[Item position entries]
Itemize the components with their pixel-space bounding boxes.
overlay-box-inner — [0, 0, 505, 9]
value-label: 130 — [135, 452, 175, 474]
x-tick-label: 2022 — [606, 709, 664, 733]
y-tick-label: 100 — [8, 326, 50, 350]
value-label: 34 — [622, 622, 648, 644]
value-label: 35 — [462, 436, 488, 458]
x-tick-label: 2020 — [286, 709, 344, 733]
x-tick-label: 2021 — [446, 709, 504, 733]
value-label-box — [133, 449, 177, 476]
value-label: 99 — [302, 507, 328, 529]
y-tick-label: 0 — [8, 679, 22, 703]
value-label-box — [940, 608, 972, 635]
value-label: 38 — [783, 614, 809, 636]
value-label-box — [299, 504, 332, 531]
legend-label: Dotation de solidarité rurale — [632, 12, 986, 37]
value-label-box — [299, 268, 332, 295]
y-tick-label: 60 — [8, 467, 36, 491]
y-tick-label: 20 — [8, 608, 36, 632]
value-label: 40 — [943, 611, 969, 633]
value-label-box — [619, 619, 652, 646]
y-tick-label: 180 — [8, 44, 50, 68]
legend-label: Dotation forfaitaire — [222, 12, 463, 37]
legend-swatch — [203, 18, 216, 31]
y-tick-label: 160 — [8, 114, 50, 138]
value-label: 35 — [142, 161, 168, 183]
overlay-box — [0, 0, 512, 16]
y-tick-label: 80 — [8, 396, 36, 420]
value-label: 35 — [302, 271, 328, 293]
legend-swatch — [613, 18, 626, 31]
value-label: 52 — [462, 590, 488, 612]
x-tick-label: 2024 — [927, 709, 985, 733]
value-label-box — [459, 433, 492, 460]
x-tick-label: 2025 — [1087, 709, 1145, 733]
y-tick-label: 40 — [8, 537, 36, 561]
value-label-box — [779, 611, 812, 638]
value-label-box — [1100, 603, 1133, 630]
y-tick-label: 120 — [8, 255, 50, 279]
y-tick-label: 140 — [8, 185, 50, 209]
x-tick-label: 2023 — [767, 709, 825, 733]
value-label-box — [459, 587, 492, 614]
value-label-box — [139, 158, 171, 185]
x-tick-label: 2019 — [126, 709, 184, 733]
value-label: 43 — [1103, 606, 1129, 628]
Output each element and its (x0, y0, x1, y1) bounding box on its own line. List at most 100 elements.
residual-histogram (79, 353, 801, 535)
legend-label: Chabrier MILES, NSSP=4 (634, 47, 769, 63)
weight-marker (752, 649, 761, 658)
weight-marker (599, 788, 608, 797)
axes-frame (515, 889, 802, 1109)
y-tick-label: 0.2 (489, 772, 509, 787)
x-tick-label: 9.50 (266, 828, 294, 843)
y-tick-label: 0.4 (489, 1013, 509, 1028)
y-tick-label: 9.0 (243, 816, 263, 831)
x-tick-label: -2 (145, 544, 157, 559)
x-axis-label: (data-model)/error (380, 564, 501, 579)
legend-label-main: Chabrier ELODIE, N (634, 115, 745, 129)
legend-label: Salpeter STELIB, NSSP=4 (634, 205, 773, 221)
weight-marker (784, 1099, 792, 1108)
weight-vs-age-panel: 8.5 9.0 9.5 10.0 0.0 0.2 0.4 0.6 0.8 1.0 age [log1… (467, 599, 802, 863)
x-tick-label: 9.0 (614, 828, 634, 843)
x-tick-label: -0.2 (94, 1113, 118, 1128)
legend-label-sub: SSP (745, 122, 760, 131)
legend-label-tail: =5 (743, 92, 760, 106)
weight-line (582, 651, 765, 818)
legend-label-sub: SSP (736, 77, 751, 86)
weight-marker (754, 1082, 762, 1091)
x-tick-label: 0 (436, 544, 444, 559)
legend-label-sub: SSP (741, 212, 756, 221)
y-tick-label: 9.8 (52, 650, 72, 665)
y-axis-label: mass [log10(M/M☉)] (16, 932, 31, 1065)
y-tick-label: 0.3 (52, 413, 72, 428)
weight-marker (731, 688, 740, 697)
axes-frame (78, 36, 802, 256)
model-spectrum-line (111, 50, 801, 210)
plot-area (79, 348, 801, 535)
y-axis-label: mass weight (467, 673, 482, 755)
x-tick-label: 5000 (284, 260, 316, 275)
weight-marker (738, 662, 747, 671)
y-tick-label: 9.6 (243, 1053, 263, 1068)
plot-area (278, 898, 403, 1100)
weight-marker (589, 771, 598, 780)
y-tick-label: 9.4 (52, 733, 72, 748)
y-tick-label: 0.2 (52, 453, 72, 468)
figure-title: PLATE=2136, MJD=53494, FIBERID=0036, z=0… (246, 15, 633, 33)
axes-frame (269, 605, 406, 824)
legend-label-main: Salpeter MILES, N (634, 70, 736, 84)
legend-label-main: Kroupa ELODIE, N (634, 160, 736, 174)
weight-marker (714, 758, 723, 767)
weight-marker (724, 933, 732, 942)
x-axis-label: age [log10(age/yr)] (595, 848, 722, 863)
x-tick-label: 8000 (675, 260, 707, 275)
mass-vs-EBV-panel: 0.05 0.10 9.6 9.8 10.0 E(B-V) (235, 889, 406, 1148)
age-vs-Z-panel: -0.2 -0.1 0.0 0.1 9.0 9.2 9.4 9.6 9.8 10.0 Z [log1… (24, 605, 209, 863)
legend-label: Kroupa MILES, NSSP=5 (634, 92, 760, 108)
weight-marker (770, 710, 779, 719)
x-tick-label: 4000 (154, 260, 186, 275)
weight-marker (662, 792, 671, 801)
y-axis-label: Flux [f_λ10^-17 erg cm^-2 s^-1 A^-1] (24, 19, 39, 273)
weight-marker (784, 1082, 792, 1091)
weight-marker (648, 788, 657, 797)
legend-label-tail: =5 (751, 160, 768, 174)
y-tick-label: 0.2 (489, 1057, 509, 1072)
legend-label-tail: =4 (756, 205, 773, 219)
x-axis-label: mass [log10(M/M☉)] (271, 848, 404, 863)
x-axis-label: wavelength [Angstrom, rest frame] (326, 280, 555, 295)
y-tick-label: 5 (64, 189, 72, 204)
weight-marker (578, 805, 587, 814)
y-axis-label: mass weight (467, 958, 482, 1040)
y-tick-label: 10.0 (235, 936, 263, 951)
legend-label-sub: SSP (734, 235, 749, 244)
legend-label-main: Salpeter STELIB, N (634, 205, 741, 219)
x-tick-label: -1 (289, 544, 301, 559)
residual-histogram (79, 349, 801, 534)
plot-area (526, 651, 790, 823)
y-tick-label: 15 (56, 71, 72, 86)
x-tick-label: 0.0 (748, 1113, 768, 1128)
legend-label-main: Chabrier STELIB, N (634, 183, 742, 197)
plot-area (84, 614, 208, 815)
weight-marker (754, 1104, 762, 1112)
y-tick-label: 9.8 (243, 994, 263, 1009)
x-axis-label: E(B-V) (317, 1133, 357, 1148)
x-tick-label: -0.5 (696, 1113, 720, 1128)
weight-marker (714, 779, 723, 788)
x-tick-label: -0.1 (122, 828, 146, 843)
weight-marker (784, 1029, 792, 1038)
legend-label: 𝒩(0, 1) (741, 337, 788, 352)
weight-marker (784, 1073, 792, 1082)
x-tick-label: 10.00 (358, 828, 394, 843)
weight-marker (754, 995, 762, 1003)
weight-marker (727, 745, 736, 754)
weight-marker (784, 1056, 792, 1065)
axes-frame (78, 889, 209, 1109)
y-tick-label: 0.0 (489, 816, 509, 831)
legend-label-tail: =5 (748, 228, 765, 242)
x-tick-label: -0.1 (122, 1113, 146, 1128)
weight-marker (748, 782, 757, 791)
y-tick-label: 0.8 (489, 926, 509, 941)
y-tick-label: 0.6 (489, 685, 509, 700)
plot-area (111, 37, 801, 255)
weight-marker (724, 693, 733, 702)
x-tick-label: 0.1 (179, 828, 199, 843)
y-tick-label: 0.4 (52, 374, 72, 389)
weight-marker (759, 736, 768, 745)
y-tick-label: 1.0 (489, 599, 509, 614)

# [STATED TASK]
Could you copy the items from the first line to the line with "value-label: 34 — [622, 622, 648, 644]" with "x-tick-label" renamed to "x-axis-label" and every other character left unchanged?

# [FINISHED EXERCISE]
Itemize the components with their pixel-space bounding boxes.
overlay-box-inner — [0, 0, 505, 9]
value-label: 130 — [135, 452, 175, 474]
x-axis-label: 2022 — [606, 709, 664, 733]
y-tick-label: 100 — [8, 326, 50, 350]
value-label: 34 — [622, 622, 648, 644]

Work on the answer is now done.